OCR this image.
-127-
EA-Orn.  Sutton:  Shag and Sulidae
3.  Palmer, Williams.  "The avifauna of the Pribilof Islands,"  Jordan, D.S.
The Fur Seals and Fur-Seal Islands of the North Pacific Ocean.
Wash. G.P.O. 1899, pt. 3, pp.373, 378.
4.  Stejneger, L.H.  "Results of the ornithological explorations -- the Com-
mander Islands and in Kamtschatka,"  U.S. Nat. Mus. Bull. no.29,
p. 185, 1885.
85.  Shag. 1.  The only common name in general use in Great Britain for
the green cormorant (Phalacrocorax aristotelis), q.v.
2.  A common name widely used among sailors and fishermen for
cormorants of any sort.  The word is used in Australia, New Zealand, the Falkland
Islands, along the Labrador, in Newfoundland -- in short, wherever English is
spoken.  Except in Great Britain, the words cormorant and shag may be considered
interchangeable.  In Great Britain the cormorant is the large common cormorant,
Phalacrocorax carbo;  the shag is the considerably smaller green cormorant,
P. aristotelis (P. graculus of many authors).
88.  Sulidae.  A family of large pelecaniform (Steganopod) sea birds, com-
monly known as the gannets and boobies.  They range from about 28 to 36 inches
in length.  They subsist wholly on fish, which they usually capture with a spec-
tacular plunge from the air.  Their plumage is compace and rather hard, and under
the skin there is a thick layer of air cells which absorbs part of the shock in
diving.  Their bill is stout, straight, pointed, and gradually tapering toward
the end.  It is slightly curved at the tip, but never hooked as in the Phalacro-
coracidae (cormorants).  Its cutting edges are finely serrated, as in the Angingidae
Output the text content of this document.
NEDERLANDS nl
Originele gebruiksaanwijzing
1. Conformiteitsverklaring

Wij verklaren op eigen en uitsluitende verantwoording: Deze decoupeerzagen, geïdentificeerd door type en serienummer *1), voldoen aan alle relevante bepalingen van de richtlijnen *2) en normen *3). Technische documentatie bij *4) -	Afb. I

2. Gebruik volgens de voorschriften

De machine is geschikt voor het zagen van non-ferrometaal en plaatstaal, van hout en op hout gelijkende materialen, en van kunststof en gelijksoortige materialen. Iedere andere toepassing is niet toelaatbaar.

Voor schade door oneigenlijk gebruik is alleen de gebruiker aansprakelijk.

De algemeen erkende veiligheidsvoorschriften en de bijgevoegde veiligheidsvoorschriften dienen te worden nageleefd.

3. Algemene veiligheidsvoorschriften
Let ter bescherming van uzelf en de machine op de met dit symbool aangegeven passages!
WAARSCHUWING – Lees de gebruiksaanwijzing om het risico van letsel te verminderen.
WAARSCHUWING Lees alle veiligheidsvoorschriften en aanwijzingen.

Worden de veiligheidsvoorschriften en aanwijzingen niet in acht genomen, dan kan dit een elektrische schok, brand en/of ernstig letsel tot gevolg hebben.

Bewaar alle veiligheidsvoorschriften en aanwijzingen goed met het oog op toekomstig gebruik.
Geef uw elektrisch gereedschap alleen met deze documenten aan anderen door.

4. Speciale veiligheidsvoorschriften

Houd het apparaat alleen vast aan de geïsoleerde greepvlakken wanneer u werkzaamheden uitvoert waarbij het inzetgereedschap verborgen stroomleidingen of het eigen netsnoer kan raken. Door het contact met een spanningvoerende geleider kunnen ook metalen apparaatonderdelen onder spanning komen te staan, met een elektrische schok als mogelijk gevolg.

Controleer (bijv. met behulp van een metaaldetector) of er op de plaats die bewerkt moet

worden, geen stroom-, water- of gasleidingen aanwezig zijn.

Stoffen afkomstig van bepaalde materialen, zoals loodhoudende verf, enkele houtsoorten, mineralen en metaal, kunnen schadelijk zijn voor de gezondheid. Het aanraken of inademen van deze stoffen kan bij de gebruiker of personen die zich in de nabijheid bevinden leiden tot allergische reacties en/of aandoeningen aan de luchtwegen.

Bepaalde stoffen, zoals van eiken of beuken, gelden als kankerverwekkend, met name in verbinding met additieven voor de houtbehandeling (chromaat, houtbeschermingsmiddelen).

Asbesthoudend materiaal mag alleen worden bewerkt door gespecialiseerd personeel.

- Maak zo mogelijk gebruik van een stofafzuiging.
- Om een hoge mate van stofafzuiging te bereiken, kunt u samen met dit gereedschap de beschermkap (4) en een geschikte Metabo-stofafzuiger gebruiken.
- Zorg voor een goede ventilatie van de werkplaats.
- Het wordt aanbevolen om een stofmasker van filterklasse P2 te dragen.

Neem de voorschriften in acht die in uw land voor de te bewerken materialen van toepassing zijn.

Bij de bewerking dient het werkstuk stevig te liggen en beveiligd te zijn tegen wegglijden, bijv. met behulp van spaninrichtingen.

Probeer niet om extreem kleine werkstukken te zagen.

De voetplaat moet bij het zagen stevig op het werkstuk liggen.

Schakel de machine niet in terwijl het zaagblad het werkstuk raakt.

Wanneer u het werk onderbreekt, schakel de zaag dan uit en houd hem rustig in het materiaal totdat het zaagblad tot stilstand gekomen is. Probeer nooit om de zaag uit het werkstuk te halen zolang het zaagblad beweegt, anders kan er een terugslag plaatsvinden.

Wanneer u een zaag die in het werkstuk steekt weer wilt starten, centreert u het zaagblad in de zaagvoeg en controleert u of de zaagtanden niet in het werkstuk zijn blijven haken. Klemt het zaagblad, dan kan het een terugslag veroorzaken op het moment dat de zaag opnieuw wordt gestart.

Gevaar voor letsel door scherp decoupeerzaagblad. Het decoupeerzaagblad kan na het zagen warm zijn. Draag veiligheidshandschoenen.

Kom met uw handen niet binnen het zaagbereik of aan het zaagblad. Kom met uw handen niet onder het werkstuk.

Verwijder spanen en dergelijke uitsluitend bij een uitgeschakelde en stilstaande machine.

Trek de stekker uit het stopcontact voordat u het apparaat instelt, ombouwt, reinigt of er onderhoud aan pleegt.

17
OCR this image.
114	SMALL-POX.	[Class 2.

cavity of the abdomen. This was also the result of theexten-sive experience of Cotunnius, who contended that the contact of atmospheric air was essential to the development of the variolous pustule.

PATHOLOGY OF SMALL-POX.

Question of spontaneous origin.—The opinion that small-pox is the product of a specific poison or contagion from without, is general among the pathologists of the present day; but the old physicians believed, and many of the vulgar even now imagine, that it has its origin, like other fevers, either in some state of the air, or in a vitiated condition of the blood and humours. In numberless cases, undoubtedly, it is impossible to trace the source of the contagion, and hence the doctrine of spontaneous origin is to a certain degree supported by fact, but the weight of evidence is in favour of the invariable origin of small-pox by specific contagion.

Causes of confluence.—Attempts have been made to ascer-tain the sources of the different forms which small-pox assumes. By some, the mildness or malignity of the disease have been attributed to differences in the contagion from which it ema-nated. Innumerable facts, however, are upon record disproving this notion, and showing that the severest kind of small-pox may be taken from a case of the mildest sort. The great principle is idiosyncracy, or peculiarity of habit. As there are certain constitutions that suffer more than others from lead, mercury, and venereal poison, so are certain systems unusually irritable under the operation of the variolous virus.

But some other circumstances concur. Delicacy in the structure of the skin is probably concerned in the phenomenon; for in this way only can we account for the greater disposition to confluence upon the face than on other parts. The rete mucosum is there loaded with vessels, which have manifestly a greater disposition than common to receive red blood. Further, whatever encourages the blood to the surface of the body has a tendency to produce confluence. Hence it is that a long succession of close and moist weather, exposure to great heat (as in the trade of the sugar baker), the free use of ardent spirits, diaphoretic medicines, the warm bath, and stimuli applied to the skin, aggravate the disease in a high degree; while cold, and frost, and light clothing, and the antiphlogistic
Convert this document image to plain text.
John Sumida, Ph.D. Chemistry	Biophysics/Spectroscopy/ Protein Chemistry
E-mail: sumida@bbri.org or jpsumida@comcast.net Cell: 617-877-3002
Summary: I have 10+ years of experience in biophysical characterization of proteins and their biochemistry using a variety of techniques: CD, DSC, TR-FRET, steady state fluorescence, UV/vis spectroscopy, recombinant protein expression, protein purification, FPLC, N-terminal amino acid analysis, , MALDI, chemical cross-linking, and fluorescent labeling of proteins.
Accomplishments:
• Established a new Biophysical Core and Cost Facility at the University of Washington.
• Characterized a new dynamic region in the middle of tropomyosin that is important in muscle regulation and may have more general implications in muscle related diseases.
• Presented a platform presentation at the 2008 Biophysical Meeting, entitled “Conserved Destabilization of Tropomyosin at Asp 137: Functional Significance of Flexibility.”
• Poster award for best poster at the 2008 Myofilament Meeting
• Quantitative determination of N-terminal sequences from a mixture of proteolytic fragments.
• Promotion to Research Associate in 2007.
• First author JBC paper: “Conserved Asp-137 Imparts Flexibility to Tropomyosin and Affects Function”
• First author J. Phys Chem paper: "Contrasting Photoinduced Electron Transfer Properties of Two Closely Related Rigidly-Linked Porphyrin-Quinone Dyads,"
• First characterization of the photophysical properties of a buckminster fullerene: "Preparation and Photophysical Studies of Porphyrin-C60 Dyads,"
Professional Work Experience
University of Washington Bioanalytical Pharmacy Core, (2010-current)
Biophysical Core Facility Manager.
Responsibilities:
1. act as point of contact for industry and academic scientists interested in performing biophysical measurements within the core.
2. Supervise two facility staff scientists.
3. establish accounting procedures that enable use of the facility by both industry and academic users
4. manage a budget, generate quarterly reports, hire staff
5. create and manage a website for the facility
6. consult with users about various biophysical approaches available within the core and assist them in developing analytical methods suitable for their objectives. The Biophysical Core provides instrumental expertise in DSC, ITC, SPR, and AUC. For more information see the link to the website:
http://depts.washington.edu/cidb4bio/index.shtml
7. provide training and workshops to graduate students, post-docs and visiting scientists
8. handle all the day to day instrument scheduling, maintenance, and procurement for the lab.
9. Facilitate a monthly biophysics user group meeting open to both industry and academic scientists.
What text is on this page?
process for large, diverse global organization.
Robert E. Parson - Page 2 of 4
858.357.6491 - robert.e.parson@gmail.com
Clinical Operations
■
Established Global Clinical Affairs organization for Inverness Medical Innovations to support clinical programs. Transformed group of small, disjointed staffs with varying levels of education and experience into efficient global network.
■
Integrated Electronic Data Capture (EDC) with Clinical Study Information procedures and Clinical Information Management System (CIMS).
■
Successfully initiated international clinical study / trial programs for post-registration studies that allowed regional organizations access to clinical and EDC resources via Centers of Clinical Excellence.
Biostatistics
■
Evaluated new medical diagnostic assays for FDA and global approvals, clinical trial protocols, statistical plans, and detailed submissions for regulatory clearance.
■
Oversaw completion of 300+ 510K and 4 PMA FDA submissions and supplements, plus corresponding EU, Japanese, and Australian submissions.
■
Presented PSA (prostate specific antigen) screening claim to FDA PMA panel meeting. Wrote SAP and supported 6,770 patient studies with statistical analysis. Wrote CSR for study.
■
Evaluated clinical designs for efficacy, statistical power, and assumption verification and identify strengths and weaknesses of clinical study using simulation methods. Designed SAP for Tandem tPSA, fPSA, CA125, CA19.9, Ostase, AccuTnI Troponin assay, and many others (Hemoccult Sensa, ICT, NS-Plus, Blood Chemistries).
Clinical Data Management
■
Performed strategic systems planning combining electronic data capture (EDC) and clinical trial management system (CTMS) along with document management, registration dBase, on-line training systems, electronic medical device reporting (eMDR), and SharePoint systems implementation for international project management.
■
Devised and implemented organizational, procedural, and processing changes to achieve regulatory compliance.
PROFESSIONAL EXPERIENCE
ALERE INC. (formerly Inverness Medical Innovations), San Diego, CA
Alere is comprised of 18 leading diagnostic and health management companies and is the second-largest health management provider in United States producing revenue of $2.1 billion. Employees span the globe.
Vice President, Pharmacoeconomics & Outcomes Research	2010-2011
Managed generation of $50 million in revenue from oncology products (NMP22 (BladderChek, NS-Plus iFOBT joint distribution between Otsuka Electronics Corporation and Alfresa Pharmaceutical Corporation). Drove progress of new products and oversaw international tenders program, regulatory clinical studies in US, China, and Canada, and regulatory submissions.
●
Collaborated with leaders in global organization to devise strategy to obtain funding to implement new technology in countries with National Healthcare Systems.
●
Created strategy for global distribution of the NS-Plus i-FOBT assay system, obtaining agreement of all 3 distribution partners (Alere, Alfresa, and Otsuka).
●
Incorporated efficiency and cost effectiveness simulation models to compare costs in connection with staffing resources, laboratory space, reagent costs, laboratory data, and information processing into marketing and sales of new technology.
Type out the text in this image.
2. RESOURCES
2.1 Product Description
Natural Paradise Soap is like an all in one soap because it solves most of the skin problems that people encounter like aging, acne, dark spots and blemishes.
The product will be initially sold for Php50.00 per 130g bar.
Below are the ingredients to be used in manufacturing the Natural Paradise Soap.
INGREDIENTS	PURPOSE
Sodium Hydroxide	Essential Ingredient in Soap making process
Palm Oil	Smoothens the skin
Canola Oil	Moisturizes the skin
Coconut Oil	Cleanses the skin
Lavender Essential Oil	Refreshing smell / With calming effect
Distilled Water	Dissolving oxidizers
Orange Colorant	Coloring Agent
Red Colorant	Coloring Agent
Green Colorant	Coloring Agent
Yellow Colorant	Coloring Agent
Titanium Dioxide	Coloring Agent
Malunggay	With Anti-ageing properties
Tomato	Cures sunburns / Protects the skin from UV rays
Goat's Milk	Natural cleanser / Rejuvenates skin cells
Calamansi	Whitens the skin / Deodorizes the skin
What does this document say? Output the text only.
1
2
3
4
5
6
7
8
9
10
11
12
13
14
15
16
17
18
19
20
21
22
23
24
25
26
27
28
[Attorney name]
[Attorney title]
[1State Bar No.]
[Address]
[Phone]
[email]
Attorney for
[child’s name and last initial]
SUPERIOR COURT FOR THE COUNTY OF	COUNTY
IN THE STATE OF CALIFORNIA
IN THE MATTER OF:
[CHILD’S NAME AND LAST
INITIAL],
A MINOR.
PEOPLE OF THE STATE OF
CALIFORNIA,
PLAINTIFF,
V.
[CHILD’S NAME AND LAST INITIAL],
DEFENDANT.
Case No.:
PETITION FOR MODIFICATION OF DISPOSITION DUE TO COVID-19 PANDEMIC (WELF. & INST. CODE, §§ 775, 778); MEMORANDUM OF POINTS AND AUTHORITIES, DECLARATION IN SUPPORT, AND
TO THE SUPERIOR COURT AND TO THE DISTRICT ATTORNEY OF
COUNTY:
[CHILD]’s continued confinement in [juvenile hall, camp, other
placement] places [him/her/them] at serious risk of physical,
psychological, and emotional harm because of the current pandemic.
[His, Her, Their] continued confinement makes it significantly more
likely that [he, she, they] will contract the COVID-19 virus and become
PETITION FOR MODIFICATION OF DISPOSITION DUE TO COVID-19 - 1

▬▬▬▬▬▬

* Task goal: The lines you need are those with the word "gevolg"; list them from the entries.

* Your solution:
Worden de veiligheidsvoorschriften en aanwijzingen niet in acht genomen, dan kan dit een elektrische schok, brand en/of ernstig letsel tot gevolg hebben.
Houd het apparaat alleen vast aan de geïsoleerde greepvlakken wanneer u werkzaamheden uitvoert waarbij het inzetgereedschap verborgen stroomleidingen of het eigen netsnoer kan raken. Door het contact met een spanningvoerende geleider kunnen ook metalen apparaatonderdelen onder spanning komen te staan, met een elektrische schok als mogelijk gevolg.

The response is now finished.